(PROBLEM)
State how many lines of the data contain the word "CrowdTamers", and write nothing besides the number.

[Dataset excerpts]
+++
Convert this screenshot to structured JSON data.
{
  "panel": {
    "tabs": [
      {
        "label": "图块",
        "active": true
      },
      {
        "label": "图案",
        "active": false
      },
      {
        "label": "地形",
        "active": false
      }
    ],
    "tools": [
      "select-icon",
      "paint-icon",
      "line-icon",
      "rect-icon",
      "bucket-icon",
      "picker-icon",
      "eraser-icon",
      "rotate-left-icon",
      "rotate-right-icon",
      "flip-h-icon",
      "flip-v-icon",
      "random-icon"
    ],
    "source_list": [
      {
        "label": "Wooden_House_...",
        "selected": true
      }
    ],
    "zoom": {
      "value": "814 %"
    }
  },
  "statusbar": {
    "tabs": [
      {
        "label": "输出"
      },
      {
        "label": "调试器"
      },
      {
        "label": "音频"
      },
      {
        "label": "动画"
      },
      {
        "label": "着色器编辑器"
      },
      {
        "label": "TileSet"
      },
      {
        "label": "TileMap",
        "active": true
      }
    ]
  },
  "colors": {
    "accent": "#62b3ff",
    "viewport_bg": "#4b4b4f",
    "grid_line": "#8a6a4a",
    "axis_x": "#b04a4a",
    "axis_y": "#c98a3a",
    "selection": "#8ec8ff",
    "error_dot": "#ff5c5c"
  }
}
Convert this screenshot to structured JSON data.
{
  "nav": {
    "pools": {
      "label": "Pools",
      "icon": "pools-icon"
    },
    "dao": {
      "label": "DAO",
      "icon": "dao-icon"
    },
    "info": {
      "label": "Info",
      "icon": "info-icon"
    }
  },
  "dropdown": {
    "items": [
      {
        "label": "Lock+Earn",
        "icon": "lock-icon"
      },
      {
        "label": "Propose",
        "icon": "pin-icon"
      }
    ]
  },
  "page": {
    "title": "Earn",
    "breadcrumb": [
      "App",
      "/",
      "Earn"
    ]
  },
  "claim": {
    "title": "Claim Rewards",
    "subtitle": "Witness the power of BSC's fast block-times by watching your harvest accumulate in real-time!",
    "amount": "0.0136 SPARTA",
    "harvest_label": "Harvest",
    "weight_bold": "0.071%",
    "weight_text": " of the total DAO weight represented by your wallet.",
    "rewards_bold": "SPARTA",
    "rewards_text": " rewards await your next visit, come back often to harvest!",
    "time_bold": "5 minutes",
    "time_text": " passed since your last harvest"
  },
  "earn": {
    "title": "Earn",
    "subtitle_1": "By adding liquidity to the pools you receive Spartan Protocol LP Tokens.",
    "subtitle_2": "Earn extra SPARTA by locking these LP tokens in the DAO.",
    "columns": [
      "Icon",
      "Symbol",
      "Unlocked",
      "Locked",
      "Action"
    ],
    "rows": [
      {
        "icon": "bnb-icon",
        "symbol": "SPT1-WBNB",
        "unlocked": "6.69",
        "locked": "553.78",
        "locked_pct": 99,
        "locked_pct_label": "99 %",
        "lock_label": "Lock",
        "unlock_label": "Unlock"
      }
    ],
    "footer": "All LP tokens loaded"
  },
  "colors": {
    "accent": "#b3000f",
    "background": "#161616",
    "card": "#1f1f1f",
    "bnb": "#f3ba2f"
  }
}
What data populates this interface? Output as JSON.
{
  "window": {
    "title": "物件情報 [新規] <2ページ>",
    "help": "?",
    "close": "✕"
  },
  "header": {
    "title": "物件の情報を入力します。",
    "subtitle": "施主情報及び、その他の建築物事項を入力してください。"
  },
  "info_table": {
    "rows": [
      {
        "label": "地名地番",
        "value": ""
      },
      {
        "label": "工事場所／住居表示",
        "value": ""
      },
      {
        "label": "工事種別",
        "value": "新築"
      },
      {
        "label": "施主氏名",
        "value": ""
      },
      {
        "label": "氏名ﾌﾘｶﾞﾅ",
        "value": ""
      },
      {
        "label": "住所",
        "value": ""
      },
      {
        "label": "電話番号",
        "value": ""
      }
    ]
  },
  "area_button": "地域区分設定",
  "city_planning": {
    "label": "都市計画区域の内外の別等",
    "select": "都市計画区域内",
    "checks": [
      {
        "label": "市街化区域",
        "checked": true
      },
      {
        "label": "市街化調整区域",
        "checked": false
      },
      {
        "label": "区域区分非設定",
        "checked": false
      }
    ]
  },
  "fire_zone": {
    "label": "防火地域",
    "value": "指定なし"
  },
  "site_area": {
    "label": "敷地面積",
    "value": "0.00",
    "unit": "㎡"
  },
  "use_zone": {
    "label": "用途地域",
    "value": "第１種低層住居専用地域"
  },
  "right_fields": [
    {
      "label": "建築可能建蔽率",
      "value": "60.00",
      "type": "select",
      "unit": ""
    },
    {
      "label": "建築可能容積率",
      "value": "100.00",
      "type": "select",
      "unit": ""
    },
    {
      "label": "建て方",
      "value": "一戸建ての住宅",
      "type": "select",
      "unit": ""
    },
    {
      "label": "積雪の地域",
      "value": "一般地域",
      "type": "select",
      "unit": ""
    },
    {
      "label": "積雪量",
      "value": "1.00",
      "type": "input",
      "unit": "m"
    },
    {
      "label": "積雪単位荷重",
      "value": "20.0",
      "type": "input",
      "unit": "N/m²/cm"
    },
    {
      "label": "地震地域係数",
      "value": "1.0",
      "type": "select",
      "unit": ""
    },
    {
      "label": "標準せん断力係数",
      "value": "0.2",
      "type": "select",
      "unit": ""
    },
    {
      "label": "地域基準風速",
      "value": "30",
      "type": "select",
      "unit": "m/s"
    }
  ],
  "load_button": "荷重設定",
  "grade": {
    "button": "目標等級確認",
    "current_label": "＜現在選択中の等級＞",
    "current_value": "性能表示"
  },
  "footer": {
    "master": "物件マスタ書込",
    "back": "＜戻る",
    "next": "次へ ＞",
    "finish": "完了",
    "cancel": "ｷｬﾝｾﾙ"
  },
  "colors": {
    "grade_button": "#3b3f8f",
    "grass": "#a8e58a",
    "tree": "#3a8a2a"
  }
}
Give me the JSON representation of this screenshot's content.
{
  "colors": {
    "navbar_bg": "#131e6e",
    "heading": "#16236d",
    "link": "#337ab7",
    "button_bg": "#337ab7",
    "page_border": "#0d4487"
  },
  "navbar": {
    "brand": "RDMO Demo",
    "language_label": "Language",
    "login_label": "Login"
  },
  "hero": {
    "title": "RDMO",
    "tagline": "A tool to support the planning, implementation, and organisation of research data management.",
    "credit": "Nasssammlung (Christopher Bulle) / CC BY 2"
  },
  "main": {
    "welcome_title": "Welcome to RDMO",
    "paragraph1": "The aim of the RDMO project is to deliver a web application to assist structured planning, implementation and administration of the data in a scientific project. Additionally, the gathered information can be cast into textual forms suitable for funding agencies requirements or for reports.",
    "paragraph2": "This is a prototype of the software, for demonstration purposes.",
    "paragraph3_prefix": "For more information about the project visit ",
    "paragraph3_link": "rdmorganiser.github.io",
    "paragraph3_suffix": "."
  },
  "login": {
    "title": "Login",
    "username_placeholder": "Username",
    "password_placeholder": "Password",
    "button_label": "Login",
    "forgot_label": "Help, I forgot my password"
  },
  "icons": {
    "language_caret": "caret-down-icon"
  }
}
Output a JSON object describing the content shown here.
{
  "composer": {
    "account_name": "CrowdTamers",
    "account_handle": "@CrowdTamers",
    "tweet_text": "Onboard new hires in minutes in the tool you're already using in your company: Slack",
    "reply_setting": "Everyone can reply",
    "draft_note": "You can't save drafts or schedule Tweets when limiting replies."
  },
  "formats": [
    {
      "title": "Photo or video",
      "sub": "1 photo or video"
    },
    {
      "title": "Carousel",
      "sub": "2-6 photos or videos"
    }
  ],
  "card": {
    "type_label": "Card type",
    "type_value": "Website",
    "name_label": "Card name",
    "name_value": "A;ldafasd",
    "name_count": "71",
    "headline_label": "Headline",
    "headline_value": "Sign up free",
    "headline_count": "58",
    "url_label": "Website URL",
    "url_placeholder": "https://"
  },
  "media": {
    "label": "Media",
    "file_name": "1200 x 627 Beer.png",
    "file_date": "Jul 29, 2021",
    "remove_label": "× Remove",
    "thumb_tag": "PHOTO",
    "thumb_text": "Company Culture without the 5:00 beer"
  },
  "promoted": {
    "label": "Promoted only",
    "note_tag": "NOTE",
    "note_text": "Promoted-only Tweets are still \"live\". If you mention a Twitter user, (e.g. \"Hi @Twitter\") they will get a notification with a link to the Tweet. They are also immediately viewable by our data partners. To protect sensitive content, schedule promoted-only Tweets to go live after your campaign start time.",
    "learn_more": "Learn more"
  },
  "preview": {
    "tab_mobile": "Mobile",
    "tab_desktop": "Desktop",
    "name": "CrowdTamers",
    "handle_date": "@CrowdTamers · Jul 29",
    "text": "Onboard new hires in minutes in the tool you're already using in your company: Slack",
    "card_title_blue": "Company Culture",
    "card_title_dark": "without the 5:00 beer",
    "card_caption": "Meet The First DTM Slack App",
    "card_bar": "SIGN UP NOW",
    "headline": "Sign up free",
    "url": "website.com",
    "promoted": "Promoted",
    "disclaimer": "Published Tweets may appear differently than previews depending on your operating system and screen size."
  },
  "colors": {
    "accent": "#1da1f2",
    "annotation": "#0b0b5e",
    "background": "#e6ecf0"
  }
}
+++
(RESPONSE FOR THIS EXERCISE)
4